Look for "samt" in each line of the entries, and return the matching lines.

----------------

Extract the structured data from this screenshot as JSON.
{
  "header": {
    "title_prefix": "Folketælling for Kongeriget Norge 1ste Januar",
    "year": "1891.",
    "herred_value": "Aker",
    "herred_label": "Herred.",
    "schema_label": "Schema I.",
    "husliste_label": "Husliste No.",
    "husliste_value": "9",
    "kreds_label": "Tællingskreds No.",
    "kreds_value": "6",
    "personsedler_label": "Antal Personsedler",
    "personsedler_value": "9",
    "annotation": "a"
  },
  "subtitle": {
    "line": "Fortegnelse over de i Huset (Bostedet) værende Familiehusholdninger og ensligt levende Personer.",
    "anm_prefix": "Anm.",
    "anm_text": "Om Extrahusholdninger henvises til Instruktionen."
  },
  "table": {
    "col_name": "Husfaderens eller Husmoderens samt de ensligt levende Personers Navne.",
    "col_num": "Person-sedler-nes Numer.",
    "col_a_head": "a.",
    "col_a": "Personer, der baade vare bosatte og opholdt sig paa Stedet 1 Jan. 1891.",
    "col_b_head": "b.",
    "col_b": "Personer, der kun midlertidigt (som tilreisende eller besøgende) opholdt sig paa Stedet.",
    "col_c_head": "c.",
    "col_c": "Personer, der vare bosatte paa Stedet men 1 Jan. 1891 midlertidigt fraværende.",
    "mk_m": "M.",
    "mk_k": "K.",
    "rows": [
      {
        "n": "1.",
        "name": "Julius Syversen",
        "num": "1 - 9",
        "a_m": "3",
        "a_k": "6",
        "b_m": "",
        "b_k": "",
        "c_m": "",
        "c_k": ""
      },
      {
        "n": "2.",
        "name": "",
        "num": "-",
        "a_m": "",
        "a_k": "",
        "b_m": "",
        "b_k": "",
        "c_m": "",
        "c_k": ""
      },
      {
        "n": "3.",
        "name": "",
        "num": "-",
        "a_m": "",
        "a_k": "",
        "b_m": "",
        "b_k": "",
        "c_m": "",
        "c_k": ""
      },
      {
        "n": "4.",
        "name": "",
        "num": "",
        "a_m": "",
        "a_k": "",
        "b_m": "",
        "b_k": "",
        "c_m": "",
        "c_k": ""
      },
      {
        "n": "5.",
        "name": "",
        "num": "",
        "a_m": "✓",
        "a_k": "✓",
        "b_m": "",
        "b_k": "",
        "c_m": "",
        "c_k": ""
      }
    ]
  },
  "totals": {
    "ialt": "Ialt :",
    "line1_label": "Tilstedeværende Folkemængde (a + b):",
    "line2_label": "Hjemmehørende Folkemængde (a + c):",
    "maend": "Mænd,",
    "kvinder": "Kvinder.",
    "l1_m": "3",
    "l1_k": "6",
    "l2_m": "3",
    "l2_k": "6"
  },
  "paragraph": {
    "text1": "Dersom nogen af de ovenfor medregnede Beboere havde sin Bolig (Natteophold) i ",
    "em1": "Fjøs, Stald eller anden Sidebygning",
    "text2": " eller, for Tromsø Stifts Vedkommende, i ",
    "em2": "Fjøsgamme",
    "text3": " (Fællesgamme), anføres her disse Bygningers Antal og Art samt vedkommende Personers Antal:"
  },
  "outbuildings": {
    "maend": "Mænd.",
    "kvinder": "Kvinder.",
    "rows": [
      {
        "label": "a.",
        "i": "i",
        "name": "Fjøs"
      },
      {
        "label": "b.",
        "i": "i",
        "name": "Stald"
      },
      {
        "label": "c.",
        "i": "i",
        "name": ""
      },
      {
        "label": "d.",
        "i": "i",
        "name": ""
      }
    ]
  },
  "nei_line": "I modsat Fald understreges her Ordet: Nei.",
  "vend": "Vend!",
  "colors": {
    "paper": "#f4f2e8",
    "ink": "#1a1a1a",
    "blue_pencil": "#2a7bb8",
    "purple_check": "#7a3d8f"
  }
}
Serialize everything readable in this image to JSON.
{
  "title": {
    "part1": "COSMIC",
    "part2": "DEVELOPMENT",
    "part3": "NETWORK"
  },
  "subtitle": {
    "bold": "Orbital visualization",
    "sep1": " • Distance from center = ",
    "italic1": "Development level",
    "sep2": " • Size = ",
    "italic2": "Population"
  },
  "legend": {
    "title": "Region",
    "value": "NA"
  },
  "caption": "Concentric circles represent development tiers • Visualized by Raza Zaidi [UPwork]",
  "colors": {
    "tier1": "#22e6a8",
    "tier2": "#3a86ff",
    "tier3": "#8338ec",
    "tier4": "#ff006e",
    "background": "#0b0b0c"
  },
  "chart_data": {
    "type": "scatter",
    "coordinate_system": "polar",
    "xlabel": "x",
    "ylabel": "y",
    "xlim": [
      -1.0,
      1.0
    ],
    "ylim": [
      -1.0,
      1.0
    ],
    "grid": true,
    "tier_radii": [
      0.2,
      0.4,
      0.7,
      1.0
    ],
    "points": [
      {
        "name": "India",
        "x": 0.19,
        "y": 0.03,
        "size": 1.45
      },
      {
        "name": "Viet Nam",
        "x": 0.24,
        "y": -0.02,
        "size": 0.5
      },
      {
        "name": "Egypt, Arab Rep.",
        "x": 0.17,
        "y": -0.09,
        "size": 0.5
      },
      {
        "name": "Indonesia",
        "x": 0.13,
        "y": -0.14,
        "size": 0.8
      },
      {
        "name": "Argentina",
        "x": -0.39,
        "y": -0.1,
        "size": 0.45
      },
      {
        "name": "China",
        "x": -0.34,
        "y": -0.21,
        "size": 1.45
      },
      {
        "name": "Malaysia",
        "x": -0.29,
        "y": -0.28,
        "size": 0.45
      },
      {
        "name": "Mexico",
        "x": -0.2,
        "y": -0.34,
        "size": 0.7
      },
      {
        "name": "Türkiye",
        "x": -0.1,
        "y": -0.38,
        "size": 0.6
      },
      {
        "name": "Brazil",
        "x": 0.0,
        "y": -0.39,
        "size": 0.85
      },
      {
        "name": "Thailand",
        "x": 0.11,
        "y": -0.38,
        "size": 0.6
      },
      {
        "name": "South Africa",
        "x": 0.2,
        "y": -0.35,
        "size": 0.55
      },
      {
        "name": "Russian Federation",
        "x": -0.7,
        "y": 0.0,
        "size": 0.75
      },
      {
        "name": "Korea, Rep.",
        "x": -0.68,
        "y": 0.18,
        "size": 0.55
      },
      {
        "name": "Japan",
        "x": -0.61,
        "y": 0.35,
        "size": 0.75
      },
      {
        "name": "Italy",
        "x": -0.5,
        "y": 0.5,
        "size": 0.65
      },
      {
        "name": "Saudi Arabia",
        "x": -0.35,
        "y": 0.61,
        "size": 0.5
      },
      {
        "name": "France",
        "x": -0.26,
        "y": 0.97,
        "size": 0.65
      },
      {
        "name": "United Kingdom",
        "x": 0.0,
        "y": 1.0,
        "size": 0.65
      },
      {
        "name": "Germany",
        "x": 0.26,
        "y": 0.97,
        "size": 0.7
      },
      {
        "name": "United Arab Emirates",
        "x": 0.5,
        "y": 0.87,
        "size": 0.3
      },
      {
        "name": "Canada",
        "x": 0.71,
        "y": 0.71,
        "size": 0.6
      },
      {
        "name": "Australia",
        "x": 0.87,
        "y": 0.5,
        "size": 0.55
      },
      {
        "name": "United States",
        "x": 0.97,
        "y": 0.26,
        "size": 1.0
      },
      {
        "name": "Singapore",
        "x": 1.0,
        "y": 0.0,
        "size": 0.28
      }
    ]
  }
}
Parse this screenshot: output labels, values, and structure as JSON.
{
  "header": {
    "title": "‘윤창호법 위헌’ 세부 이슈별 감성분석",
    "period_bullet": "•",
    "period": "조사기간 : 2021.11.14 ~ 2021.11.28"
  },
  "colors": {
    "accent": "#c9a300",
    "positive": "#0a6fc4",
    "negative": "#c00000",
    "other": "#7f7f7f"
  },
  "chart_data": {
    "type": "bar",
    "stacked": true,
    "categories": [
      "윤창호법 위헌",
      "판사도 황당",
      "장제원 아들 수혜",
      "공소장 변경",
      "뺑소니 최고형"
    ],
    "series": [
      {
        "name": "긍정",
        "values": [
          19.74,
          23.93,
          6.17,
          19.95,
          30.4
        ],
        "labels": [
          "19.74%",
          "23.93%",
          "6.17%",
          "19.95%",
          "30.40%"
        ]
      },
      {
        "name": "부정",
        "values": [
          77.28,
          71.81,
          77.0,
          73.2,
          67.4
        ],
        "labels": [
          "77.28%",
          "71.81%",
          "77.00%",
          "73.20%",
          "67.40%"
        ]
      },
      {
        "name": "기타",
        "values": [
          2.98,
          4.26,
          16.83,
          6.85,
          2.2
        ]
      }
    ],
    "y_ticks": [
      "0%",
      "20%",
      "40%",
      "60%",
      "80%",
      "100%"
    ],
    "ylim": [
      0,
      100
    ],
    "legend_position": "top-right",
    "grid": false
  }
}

----------------

▶ Answer to the exercise:
    "col_name": "Husfaderens eller Husmoderens samt de ensligt levende Personers Navne.",
    "text3": " (Fællesgamme), anføres her disse Bygningers Antal og Art samt vedkommende Personers Antal:"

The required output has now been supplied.